(Dataset items)
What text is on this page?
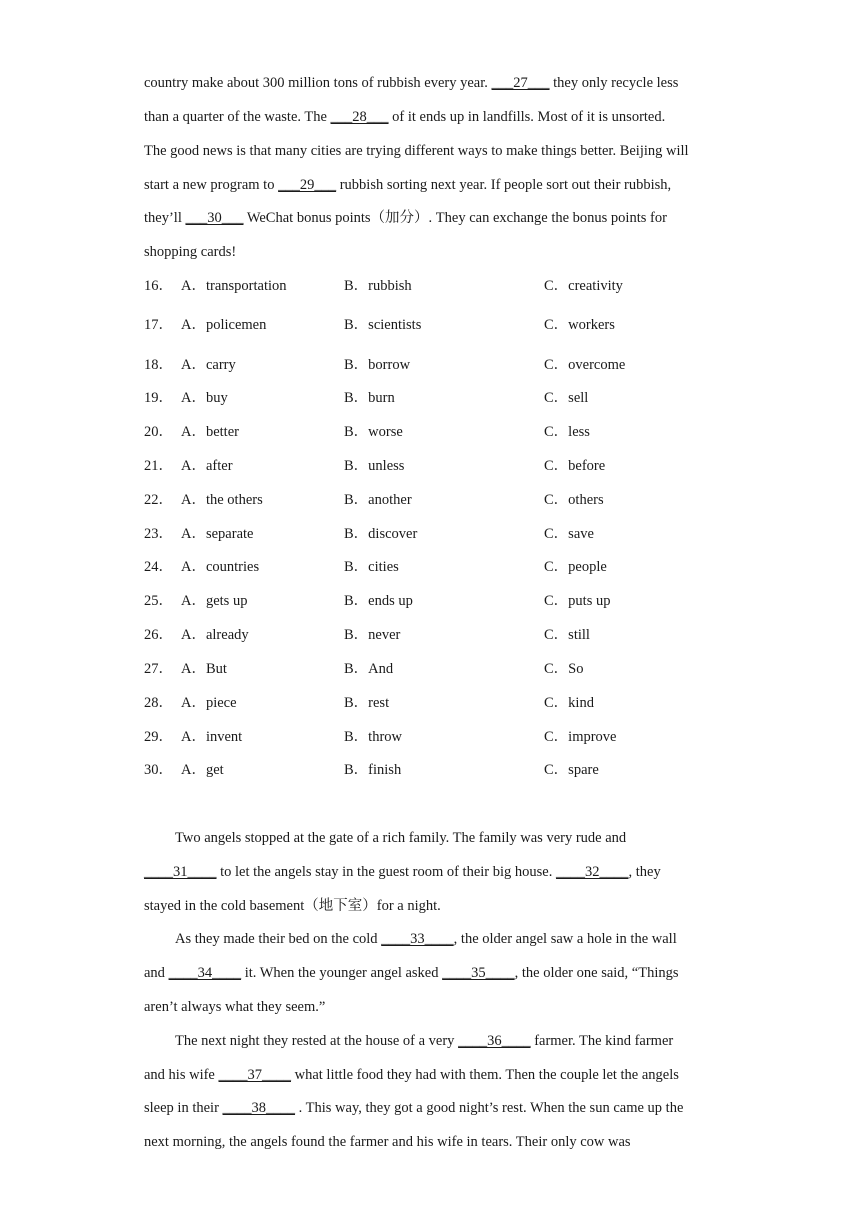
country make about 300 million tons of rubbish every year. ___27___ they only recycle less
than a quarter of the waste. The ___28___ of it ends up in landfills. Most of it is unsorted.
The good news is that many cities are trying different ways to make things better. Beijing will
start a new program to ___29___ rubbish sorting next year. If people sort out their rubbish,
they’ll ___30___ WeChat bonus points（加分）. They can exchange the bonus points for
shopping cards!
16． A．transportation	B．rubbish	C．creativity
17． A．policemen	B．scientists	C．workers
18． A．carry	B．borrow	C．overcome
19． A．buy	B．burn	C．sell
20． A．better	B．worse	C．less
21． A．after	B．unless	C．before
22． A．the others	B．another	C．others
23． A．separate	B．discover	C．save
24． A．countries	B．cities	C．people
25． A．gets up	B．ends up	C．puts up
26． A．already	B．never	C．still
27． A．But	B．And	C．So
28． A．piece	B．rest	C．kind
29． A．invent	B．throw	C．improve
30． A．get	B．finish	C．spare
Two angels stopped at the gate of a rich family. The family was very rude and
____31____ to let the angels stay in the guest room of their big house. ____32____, they
stayed in the cold basement（地下室）for a night.
As they made their bed on the cold ____33____, the older angel saw a hole in the wall
and ____34____ it. When the younger angel asked ____35____, the older one said, “Things
aren’t always what they seem.”
The next night they rested at the house of a very ____36____ farmer. The kind farmer
and his wife ____37____ what little food they had with them. Then the couple let the angels
sleep in their ____38____ . This way, they got a good night’s rest. When the sun came up the
next morning, the angels found the farmer and his wife in tears. Their only cow was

◆ PROBLEM DETAILS: Copy every line of the listing where the word "better" appears.

◆ ANSWER TO THE PROBLEM:
The good news is that many cities are trying different ways to make things better. Beijing will
20． A．better	B．worse	C．less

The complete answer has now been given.